What is expected: Go through the material and pull out every line with the string "JSON" in it.

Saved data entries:
● ● ● ●

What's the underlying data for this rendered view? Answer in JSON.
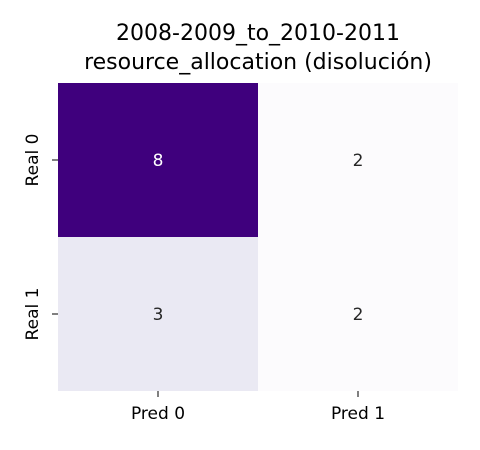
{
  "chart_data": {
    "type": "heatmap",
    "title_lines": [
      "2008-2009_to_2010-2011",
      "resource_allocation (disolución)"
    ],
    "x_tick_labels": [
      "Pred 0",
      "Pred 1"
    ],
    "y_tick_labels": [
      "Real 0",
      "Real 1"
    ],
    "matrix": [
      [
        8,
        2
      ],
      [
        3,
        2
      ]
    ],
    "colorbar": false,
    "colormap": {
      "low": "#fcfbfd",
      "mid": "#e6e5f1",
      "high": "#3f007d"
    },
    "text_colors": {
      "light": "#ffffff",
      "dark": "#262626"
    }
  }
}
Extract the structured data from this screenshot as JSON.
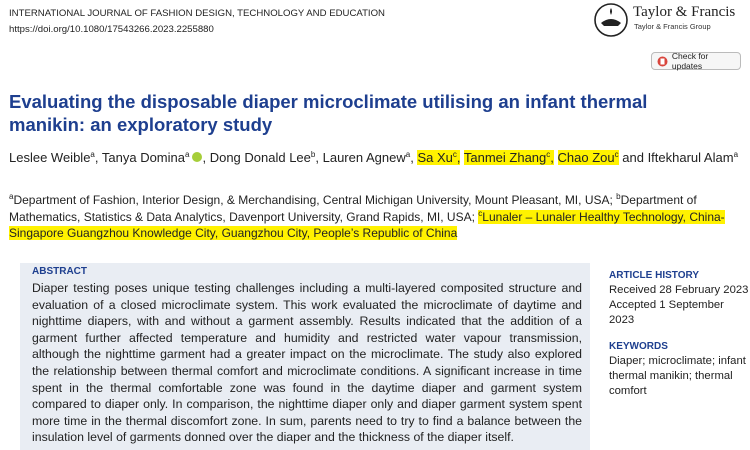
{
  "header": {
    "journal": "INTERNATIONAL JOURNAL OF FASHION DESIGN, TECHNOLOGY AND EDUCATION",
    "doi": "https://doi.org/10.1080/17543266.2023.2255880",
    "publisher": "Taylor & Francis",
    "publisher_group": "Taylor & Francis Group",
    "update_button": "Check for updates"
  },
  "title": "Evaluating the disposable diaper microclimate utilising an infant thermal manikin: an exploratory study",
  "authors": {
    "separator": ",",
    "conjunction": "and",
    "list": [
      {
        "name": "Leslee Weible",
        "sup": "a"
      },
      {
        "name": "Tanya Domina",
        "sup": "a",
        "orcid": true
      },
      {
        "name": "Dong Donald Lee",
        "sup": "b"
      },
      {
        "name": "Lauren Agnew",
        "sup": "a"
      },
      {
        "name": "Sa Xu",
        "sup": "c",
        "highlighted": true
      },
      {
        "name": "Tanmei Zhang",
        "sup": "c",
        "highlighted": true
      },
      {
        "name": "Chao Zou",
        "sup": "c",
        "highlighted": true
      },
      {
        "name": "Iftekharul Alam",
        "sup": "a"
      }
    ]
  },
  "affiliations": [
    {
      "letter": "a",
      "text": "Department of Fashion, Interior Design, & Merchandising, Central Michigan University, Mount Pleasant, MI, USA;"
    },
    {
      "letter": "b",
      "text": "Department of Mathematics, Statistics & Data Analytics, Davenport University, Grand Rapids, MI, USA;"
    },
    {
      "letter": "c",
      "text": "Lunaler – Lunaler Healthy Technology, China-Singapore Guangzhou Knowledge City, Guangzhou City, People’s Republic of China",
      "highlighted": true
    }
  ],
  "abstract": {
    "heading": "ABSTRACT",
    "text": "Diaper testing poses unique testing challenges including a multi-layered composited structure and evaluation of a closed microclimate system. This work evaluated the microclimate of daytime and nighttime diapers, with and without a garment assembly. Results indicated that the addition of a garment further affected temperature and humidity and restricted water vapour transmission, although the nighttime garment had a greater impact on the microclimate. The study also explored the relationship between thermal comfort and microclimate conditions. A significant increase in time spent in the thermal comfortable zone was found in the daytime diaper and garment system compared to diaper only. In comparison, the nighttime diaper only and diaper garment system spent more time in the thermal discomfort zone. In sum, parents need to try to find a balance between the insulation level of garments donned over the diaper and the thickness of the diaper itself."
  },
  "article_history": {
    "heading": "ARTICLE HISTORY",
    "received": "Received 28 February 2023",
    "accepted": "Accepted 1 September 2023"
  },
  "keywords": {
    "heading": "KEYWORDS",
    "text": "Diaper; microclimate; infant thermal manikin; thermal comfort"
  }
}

● ● ● ●

Exercise solution:
What's the underlying data for this rendered view? Answer in JSON.
Extract the structured data from this screenshot as JSON.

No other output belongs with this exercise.